Extract all lines in the data that contain the word "benefits".

╭─ Available data

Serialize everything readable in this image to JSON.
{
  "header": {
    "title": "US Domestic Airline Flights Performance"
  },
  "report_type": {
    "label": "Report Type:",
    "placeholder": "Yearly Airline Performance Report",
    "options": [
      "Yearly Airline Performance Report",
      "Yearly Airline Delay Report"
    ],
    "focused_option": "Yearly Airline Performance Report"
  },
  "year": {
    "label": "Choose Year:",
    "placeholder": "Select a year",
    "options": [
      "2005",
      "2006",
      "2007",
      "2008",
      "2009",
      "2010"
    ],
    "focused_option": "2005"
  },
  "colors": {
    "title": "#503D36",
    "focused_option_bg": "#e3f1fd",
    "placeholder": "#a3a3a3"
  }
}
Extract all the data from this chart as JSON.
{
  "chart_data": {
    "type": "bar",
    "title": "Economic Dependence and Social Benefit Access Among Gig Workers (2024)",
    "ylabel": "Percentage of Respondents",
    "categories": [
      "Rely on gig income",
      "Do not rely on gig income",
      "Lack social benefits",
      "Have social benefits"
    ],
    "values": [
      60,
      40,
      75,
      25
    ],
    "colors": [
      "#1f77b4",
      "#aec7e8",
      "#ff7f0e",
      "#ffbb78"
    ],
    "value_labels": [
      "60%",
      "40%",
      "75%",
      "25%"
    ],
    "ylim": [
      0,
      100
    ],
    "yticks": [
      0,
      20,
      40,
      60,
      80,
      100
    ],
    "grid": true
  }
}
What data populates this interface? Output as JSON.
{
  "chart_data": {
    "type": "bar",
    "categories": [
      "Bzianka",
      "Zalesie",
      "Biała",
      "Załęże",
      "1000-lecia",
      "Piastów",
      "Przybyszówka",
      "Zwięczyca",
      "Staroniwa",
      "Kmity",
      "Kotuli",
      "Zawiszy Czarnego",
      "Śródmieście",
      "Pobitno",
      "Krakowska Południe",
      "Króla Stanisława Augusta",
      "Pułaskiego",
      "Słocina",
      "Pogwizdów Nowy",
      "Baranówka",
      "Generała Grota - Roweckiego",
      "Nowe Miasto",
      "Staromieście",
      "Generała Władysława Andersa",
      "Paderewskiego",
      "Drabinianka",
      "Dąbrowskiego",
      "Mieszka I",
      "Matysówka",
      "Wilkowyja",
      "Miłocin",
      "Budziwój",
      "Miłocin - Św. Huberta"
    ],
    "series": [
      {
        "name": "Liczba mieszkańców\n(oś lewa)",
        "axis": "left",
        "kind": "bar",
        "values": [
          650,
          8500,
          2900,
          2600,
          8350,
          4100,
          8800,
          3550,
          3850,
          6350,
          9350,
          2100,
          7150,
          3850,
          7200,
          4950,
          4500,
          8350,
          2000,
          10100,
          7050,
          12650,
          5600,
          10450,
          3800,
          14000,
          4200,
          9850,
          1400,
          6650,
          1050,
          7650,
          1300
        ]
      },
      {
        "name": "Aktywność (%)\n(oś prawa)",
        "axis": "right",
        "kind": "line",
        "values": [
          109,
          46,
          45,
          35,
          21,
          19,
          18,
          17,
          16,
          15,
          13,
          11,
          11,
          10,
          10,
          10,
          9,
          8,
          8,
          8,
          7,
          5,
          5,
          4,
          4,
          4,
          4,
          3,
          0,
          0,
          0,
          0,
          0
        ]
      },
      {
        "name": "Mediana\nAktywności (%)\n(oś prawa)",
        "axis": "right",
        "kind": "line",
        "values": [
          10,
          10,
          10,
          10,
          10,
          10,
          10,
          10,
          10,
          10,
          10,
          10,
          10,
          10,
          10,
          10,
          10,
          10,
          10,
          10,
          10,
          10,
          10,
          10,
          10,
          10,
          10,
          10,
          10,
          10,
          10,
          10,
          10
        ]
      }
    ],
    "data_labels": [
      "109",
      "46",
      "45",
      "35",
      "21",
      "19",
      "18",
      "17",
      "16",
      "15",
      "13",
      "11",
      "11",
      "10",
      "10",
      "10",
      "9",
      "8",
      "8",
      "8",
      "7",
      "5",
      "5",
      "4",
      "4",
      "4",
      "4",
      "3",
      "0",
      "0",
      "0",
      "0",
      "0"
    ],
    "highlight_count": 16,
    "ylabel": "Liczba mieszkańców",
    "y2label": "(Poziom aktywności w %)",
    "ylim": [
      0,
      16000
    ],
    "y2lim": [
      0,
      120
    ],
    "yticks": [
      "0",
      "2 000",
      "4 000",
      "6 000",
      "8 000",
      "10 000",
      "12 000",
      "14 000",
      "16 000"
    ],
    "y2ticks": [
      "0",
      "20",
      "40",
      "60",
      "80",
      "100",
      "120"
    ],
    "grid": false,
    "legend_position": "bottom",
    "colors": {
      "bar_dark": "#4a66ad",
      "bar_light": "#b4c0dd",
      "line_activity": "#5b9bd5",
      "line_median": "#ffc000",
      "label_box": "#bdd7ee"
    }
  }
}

╰─

#### Exercise answer:
      "Lack social benefits",
      "Have social benefits"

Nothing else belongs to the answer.